**Dataset**
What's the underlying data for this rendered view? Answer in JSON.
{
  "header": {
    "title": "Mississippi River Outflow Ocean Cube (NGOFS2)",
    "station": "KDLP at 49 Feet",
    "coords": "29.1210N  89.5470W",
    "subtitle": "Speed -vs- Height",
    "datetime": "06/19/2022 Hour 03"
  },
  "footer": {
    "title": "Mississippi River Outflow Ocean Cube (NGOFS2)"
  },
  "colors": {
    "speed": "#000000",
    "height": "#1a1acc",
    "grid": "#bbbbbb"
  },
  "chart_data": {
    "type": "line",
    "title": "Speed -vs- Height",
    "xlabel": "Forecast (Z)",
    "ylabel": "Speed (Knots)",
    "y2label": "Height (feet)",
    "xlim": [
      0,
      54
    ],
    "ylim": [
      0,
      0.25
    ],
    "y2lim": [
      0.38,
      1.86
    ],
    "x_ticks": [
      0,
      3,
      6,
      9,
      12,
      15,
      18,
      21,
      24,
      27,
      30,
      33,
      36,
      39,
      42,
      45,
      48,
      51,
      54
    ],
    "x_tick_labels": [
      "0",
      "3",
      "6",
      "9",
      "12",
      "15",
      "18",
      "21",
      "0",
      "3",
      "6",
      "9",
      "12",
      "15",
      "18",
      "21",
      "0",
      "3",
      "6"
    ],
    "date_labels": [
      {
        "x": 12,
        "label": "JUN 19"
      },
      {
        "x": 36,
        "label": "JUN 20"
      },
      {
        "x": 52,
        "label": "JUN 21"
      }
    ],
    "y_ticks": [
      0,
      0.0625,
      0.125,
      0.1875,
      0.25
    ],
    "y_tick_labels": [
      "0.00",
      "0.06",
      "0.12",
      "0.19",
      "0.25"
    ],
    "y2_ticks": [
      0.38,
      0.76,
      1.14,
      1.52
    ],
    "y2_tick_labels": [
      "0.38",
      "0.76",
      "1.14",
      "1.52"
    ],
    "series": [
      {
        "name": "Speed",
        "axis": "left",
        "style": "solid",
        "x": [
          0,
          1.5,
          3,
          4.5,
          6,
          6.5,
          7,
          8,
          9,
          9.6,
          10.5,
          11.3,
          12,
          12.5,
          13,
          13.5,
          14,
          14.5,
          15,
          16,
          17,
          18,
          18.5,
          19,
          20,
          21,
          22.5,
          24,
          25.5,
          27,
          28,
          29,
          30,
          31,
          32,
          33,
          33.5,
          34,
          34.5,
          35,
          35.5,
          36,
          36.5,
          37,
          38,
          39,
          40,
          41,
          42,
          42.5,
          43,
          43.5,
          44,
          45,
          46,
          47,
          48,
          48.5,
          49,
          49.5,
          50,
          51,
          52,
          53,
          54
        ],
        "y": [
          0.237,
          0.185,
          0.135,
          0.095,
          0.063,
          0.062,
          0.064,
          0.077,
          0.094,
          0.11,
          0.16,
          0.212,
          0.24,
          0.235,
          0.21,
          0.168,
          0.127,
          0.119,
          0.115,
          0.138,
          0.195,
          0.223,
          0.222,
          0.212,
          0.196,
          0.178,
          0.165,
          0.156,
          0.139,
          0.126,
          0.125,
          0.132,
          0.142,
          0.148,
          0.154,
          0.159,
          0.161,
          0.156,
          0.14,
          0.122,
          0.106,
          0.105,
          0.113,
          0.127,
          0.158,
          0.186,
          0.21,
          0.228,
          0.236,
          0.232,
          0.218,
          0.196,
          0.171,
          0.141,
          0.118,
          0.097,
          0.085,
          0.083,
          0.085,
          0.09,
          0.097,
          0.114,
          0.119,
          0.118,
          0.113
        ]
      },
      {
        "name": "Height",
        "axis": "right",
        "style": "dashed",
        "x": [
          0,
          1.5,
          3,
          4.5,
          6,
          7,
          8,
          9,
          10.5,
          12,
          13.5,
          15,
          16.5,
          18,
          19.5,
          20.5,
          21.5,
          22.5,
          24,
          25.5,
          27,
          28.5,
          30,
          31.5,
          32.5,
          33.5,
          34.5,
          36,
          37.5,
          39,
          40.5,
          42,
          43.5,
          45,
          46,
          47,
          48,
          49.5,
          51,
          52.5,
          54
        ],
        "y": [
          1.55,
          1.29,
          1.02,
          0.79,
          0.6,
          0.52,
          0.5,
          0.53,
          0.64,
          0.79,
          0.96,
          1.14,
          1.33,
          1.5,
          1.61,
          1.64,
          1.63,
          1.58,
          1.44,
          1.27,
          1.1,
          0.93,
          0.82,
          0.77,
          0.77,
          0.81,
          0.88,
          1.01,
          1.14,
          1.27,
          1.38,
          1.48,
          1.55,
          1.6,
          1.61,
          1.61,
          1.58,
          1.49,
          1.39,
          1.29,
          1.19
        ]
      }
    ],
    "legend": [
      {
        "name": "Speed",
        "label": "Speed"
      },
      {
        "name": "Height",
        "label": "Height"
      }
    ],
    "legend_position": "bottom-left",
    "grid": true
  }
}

**Aim**
Check each line above for the word "River", and copy the lines where it appears.

**Expected answer**
    "title": "Mississippi River Outflow Ocean Cube (NGOFS2)",
    "title": "Mississippi River Outflow Ocean Cube (NGOFS2)"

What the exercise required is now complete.